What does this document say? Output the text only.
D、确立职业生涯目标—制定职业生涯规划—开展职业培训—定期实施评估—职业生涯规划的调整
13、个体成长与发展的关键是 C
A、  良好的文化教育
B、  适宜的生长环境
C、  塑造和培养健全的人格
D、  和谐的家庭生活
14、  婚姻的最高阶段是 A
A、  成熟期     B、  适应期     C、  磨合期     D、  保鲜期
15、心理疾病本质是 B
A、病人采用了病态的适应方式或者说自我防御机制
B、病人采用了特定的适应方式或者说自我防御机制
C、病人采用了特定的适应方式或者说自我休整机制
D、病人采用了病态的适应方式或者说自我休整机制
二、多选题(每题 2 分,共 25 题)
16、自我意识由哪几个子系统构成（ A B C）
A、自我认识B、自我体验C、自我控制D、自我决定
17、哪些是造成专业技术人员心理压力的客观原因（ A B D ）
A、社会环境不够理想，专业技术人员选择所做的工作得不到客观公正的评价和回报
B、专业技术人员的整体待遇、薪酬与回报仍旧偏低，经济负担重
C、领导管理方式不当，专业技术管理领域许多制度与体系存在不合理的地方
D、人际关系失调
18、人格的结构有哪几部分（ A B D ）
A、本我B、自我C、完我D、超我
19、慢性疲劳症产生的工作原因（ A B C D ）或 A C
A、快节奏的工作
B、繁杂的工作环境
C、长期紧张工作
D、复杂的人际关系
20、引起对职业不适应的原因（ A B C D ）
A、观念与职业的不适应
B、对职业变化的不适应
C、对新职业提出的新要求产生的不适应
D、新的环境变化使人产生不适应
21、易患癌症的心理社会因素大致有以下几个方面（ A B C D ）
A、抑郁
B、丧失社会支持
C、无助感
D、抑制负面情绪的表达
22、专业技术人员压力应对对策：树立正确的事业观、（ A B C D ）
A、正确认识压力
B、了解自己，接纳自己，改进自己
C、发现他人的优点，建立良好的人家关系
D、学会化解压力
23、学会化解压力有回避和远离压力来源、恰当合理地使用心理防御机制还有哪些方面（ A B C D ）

......

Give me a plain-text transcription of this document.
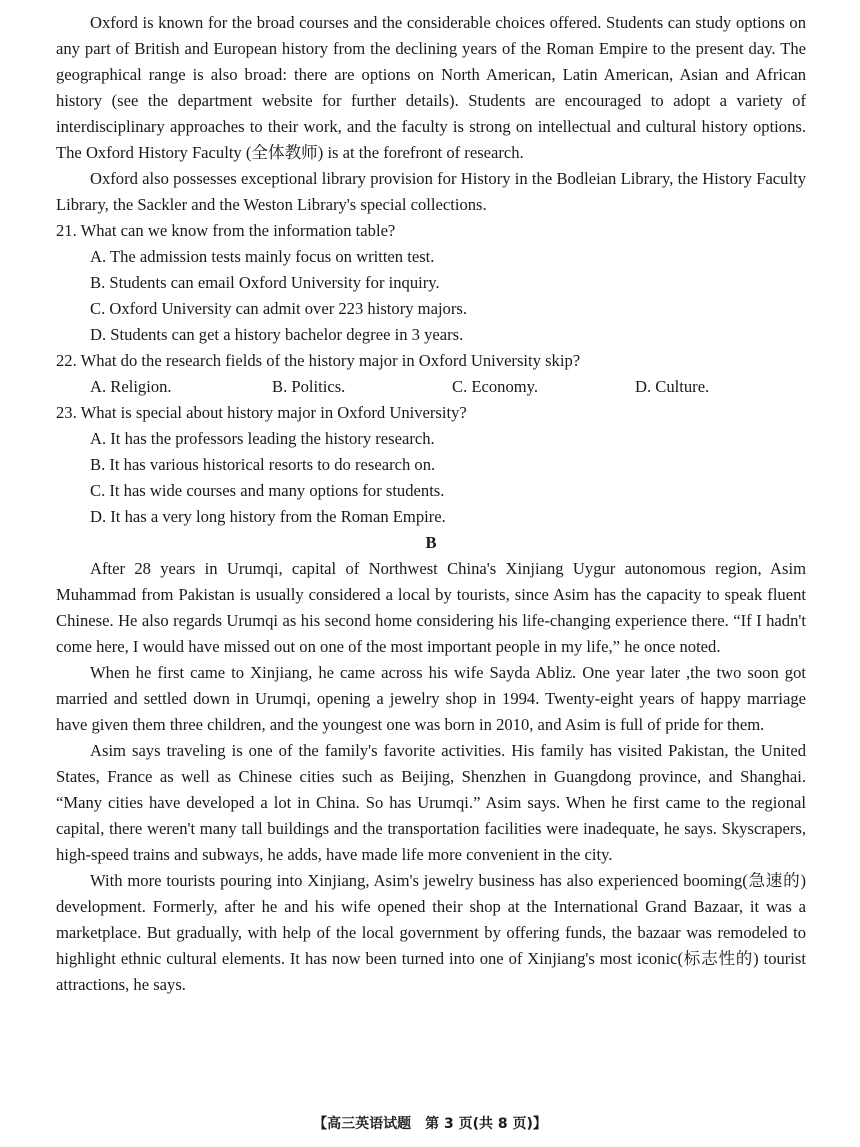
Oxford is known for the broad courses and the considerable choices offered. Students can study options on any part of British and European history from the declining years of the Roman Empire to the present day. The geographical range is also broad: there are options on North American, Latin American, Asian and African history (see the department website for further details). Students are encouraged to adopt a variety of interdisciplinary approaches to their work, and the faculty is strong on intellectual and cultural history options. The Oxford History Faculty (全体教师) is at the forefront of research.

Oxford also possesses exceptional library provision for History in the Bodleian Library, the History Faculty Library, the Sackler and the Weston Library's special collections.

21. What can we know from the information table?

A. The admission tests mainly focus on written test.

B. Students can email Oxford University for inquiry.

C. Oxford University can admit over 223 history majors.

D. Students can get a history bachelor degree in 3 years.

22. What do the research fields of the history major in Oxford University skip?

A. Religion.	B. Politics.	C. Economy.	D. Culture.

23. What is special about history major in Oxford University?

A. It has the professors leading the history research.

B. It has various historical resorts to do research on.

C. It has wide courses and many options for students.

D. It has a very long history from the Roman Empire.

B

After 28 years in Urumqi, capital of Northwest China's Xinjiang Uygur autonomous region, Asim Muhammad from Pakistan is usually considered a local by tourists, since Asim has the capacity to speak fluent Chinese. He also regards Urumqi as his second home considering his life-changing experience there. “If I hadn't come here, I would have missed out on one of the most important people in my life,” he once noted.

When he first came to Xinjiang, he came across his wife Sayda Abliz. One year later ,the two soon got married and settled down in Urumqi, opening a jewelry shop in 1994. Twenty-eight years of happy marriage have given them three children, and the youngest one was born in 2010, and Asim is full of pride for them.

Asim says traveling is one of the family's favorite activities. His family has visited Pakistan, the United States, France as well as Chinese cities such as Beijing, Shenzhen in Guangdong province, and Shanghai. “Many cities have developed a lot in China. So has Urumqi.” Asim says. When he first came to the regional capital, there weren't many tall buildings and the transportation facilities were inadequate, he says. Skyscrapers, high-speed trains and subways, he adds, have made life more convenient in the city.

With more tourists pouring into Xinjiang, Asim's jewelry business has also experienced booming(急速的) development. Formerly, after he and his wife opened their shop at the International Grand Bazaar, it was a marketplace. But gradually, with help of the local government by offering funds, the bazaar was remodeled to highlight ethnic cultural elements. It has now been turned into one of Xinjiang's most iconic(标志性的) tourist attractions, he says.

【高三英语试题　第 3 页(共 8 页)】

......

EXERCISE INSTRUCTIONS: List every line in the records above that contains the word "options".

EXERCISE OUTPUT:
Oxford is known for the broad courses and the considerable choices offered. Students can study options on any part of British and European history from the declining years of the Roman Empire to the present day. The geographical range is also broad: there are options on North American, Latin American, Asian and African history (see the department website for further details). Students are encouraged to adopt a variety of interdisciplinary approaches to their work, and the faculty is strong on intellectual and cultural history options. The Oxford History Faculty (全体教师) is at the forefront of research.
C. It has wide courses and many options for students.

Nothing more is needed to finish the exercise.